▶ **Aim of the exercise**
The records below are made of lines; count those holding the word "this" and give the number only.

▶ **Recorded information**
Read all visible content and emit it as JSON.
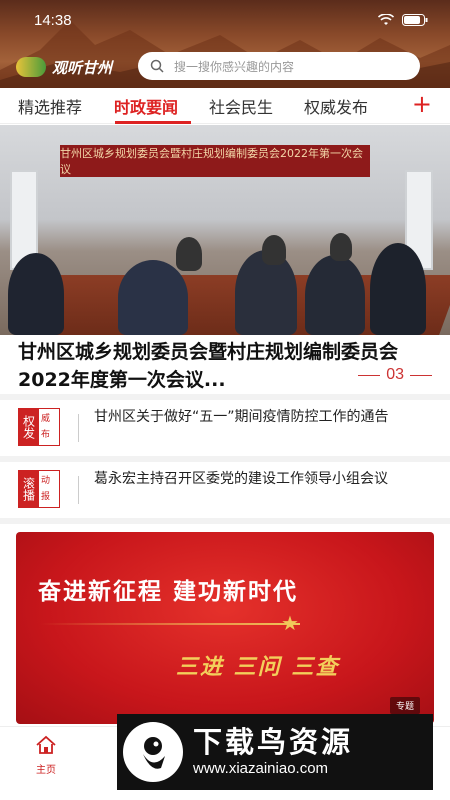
{
  "status": {
    "time": "14:38"
  },
  "header": {
    "app_name": "观听甘州",
    "search_placeholder": "搜一搜你感兴趣的内容"
  },
  "tabs": [
    {
      "label": "精选推荐",
      "active": false
    },
    {
      "label": "时政要闻",
      "active": true
    },
    {
      "label": "社会民生",
      "active": false
    },
    {
      "label": "权威发布",
      "active": false
    }
  ],
  "tab_add": "+",
  "hero": {
    "banner_text": "甘州区城乡规划委员会暨村庄规划编制委员会2022年第一次会议",
    "headline": "甘州区城乡规划委员会暨村庄规划编制委员会2022年度第一次会议...",
    "counter": "03"
  },
  "news": [
    {
      "badge_main": "权发",
      "badge_top": "威",
      "badge_bottom": "布",
      "text": "甘州区关于做好“五一”期间疫情防控工作的通告"
    },
    {
      "badge_main": "滚播",
      "badge_top": "动",
      "badge_bottom": "报",
      "text": "葛永宏主持召开区委党的建设工作领导小组会议"
    }
  ],
  "promo": {
    "title": "奋进新征程  建功新时代",
    "subtitle": "三进 三问 三查",
    "tag": "专题"
  },
  "bottom_nav": {
    "home_label": "主页"
  },
  "watermark": {
    "title": "下载鸟资源",
    "url": "www.xiazainiao.com"
  },
  "colors": {
    "accent": "#d22222",
    "promo": "#c8161b",
    "gold": "#f0c85a"
  }
}
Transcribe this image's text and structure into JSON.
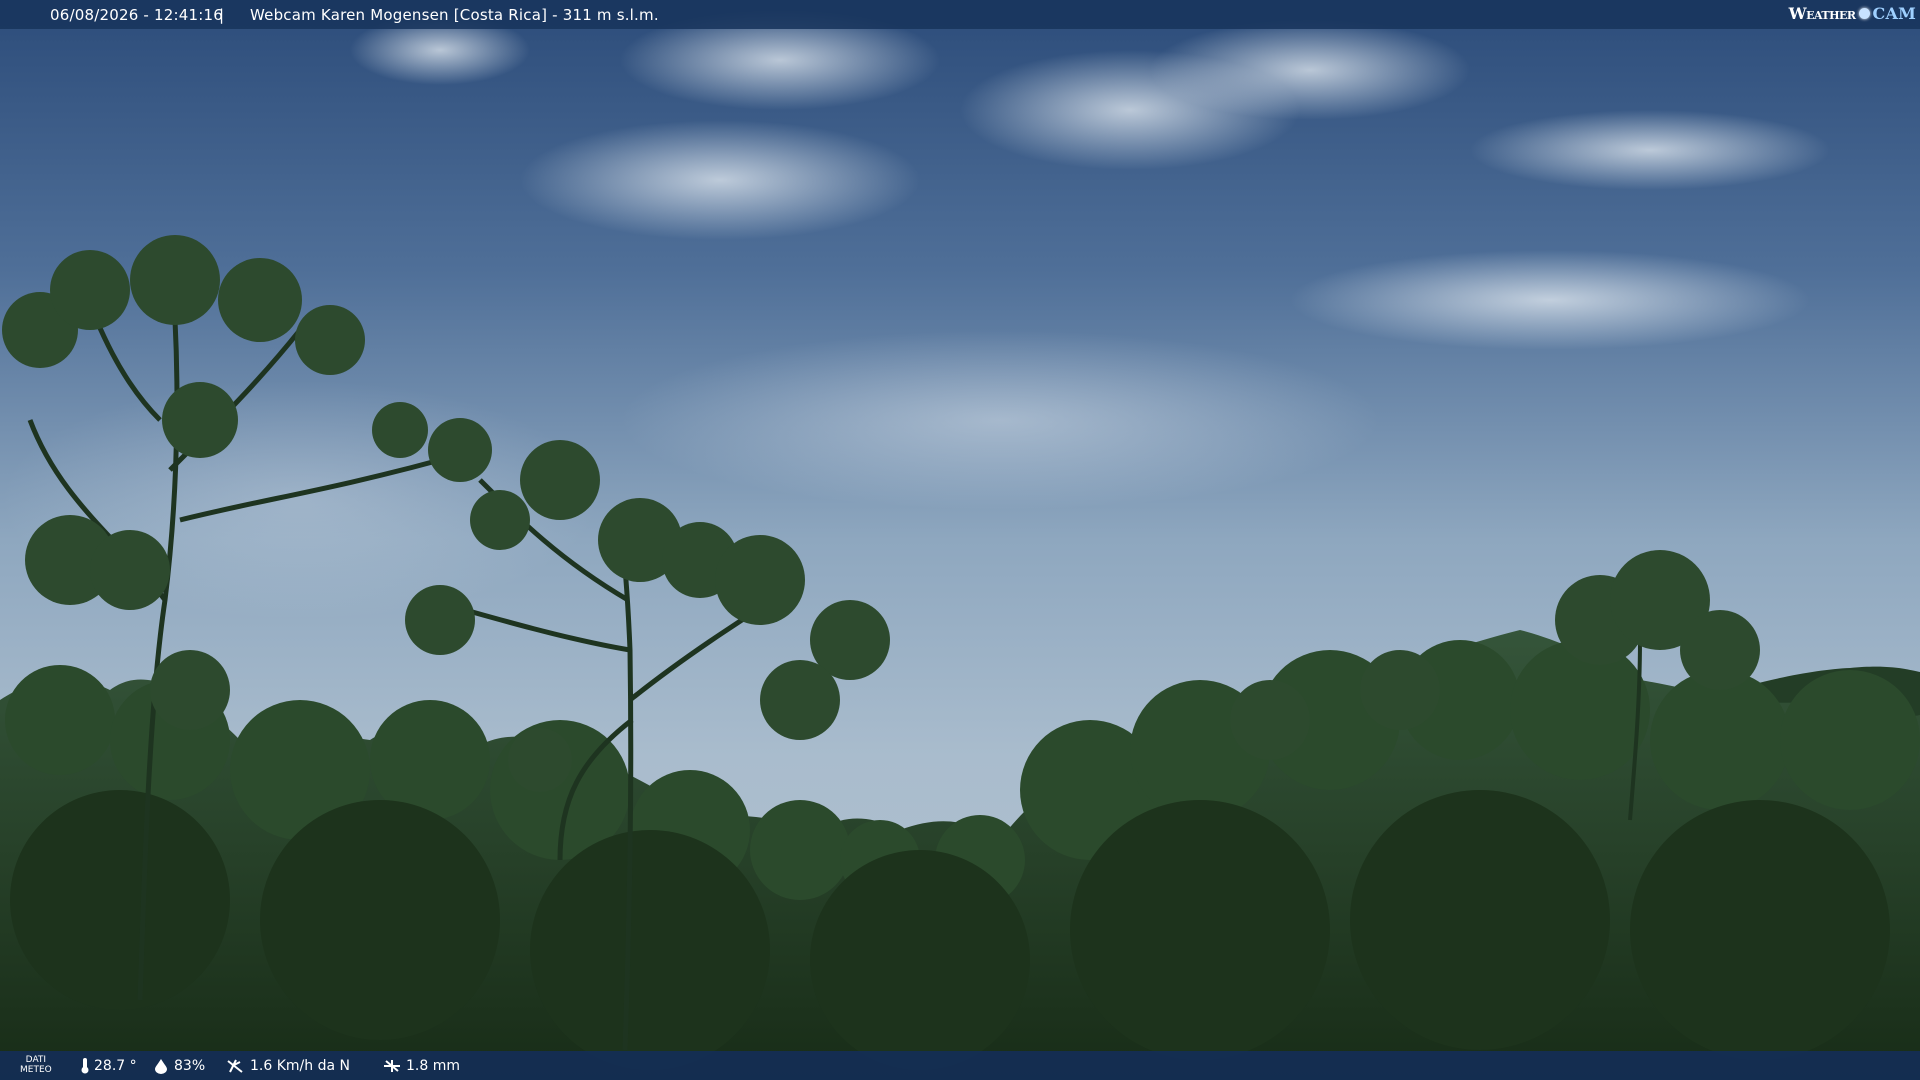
{
  "header": {
    "datetime": "06/08/2026 - 12:41:16",
    "separator": "|",
    "location": "Webcam Karen Mogensen [Costa Rica]  - 311 m s.l.m.",
    "brand_weather": "Weather",
    "brand_cam": "CAM"
  },
  "footer": {
    "label_line1": "DATI",
    "label_line2": "METEO",
    "temperature": "28.7 °",
    "humidity": "83%",
    "wind": "1.6 Km/h da N",
    "rain": "1.8 mm",
    "icons": [
      "thermometer-icon",
      "humidity-icon",
      "wind-icon",
      "rain-icon"
    ]
  },
  "colors": {
    "bar": "#18345c",
    "sky_top": "#2e4f7d",
    "sky_mid": "#9fb5c8",
    "forest": "#1f3a1d"
  }
}
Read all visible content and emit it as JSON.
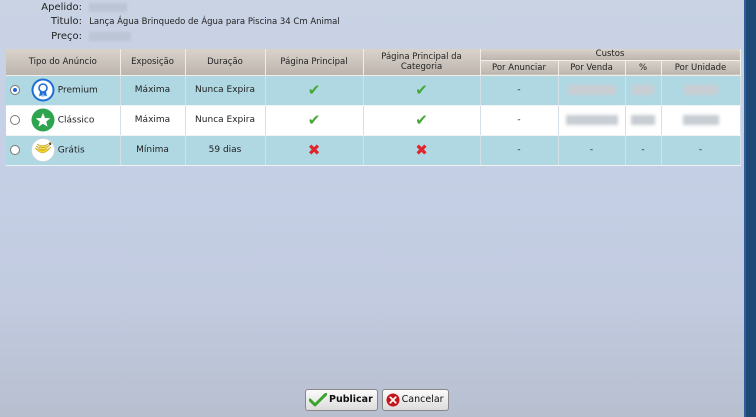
{
  "header": {
    "apelido_label": "Apelido:",
    "titulo_label": "Titulo:",
    "titulo_value": "Lança Água Brinquedo de Água para Piscina 34 Cm Animal",
    "preco_label": "Preço:"
  },
  "table": {
    "headers": {
      "tipo": "Tipo do Anúncio",
      "exposicao": "Exposição",
      "duracao": "Duração",
      "pagina_principal": "Página Principal",
      "pagina_principal_categoria": "Página Principal da Categoria",
      "custos": "Custos",
      "por_anunciar": "Por Anunciar",
      "por_venda": "Por Venda",
      "percent": "%",
      "por_unidade": "Por Unidade"
    },
    "rows": [
      {
        "selected": true,
        "icon": "premium-medal-icon",
        "type": "Premium",
        "exposicao": "Máxima",
        "duracao": "Nunca Expira",
        "pagina_principal": "check",
        "pagina_categoria": "check",
        "por_anunciar": "-"
      },
      {
        "selected": false,
        "icon": "classic-star-icon",
        "type": "Clássico",
        "exposicao": "Máxima",
        "duracao": "Nunca Expira",
        "pagina_principal": "check",
        "pagina_categoria": "check",
        "por_anunciar": "-"
      },
      {
        "selected": false,
        "icon": "free-bananas-icon",
        "type": "Grátis",
        "exposicao": "Mínima",
        "duracao": "59 dias",
        "pagina_principal": "cross",
        "pagina_categoria": "cross",
        "por_anunciar": "-",
        "por_venda": "-",
        "percent": "-",
        "por_unidade": "-"
      }
    ]
  },
  "buttons": {
    "publish_label": "Publicar",
    "cancel_label": "Cancelar"
  },
  "colors": {
    "row_highlight": "#afd8e3",
    "check": "#46a836",
    "cross": "#e2252b",
    "frame": "#2f5f99"
  }
}
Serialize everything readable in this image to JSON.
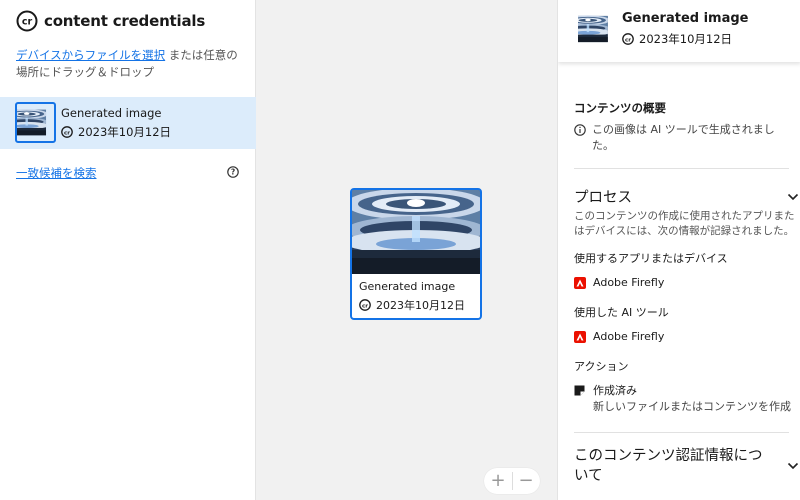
{
  "brand": {
    "name": "content credentials"
  },
  "upload": {
    "link_text": "デバイスからファイルを選択",
    "rest_text": " または任意の場所にドラッグ＆ドロップ"
  },
  "file": {
    "title": "Generated image",
    "date": "2023年10月12日"
  },
  "search": {
    "link_text": "一致候補を検索"
  },
  "canvas": {
    "zoom_in": "+",
    "zoom_out": "−"
  },
  "panel": {
    "title": "Generated image",
    "date": "2023年10月12日",
    "summary": {
      "heading": "コンテンツの概要",
      "text": "この画像は AI ツールで生成されました。"
    },
    "process": {
      "heading": "プロセス",
      "description": "このコンテンツの作成に使用されたアプリまたはデバイスには、次の情報が記録されました。",
      "apps_label": "使用するアプリまたはデバイス",
      "app": "Adobe Firefly",
      "ai_label": "使用した AI ツール",
      "ai_tool": "Adobe Firefly",
      "actions_label": "アクション",
      "action_title": "作成済み",
      "action_desc": "新しいファイルまたはコンテンツを作成"
    },
    "credentials_heading": "このコンテンツ認証情報について"
  },
  "colors": {
    "accent": "#1473e6",
    "selected_bg": "#dcecfb",
    "adobe_red": "#eb1000"
  }
}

▶ **Result**
2